→ **Task statement**
Pull each line holding the word "soldabilidade" from the data.

→ **Items from a dataset**
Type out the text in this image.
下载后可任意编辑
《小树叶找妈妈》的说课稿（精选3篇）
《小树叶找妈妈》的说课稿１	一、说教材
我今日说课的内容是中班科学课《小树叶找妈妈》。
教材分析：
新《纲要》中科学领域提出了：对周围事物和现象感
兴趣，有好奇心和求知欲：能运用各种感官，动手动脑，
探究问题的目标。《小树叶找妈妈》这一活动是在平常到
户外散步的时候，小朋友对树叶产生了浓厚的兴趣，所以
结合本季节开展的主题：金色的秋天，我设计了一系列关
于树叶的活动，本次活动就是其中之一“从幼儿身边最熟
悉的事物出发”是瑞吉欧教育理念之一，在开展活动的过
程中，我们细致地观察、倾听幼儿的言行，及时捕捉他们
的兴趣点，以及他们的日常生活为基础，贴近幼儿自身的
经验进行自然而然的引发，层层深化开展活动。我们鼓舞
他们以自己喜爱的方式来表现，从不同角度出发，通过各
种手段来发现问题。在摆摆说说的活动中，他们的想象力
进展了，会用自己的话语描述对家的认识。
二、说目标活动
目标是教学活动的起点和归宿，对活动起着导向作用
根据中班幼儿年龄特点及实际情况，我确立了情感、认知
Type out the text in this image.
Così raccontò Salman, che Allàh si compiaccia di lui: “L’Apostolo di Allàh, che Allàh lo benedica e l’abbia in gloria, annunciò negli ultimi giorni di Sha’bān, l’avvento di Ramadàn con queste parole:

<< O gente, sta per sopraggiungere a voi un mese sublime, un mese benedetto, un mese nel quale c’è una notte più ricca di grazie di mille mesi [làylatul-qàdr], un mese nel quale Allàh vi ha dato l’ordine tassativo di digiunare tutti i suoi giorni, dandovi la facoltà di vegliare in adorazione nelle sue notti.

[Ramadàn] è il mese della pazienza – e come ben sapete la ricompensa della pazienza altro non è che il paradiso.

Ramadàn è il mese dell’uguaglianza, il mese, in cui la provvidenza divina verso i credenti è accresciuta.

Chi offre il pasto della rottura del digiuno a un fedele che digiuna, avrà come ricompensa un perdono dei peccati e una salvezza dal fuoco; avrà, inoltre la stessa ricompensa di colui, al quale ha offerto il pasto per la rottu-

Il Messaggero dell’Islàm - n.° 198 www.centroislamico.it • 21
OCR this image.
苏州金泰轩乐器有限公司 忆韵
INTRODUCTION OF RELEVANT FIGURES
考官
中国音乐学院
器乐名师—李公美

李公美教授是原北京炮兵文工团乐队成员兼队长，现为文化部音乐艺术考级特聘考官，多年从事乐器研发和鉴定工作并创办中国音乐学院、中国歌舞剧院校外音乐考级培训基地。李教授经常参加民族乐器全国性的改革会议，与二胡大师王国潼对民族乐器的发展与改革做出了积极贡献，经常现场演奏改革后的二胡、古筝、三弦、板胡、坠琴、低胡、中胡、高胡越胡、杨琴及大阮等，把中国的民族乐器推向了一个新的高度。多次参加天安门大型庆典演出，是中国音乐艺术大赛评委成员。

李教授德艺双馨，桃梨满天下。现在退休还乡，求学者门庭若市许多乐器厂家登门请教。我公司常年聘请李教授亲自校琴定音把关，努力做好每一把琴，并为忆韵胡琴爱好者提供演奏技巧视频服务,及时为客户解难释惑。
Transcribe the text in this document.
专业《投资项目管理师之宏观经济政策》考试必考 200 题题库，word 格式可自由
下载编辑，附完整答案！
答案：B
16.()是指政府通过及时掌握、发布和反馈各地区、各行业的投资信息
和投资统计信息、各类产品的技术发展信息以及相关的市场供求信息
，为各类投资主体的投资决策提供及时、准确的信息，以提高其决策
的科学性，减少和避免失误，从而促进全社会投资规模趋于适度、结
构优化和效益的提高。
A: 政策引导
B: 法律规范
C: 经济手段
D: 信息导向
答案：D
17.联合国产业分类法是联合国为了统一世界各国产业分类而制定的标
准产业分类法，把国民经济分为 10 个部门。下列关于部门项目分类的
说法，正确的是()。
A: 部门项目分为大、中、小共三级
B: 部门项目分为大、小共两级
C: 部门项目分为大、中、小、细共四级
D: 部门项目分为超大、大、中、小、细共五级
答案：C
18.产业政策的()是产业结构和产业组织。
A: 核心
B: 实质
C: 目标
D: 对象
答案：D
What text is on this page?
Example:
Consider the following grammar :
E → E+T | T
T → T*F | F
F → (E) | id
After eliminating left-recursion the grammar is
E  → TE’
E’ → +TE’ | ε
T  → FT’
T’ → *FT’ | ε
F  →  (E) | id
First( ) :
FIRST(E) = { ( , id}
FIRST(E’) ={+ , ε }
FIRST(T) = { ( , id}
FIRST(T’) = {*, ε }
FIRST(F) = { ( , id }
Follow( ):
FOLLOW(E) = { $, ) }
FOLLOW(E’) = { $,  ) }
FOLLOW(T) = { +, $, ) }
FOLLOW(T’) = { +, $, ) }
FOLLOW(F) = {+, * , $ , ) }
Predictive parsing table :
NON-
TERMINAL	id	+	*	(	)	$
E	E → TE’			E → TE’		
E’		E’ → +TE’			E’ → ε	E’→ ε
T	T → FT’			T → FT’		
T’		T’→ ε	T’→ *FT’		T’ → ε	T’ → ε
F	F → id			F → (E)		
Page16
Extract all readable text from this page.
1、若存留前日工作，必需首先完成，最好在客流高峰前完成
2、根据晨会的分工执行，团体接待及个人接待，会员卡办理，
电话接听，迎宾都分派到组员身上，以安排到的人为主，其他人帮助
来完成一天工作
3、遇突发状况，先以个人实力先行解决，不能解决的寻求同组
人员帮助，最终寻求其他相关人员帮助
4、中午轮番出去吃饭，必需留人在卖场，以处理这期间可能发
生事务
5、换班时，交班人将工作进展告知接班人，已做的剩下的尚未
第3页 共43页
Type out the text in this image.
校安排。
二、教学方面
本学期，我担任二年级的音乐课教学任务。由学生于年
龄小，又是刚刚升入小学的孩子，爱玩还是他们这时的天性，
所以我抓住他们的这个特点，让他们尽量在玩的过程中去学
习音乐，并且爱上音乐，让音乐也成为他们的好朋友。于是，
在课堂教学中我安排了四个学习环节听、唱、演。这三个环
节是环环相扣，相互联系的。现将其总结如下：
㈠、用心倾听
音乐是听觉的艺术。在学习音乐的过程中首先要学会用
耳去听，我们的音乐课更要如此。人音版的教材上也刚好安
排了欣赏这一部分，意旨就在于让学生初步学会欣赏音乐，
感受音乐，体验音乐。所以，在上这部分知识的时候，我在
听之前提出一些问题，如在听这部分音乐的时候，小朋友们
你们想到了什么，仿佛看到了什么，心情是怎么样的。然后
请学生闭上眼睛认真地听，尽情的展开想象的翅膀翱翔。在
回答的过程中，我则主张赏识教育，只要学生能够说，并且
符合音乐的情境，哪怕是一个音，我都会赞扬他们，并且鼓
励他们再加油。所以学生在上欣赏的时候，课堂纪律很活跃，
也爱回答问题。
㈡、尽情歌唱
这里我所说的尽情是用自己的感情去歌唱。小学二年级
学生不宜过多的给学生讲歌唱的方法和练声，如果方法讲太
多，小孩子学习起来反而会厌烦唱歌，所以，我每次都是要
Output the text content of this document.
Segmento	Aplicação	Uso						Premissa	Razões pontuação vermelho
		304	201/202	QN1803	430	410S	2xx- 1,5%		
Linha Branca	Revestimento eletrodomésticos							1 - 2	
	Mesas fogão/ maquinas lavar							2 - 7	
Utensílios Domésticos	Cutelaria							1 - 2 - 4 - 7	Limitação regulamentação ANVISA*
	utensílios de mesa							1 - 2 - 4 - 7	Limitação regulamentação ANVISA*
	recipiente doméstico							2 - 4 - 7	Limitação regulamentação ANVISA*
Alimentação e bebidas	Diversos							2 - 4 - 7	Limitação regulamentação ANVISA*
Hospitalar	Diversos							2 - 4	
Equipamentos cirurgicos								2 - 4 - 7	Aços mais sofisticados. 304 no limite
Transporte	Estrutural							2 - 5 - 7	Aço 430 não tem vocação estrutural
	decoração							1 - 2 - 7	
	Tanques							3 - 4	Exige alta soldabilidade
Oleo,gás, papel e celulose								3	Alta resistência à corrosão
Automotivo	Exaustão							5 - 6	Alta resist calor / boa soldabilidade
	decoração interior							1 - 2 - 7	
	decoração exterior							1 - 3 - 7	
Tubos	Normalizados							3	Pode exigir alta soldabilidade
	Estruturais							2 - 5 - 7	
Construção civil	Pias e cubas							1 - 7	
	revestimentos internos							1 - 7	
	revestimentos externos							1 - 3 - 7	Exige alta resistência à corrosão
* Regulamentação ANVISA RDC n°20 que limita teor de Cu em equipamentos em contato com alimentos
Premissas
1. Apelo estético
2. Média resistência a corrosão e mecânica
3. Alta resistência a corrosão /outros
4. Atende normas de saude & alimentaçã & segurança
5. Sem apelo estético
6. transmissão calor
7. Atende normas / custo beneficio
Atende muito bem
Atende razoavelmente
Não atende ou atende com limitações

→ **Task response**
	Tanques							3 - 4	Exige alta soldabilidade
Automotivo	Exaustão							5 - 6	Alta resist calor / boa soldabilidade
Tubos	Normalizados							3	Pode exigir alta soldabilidade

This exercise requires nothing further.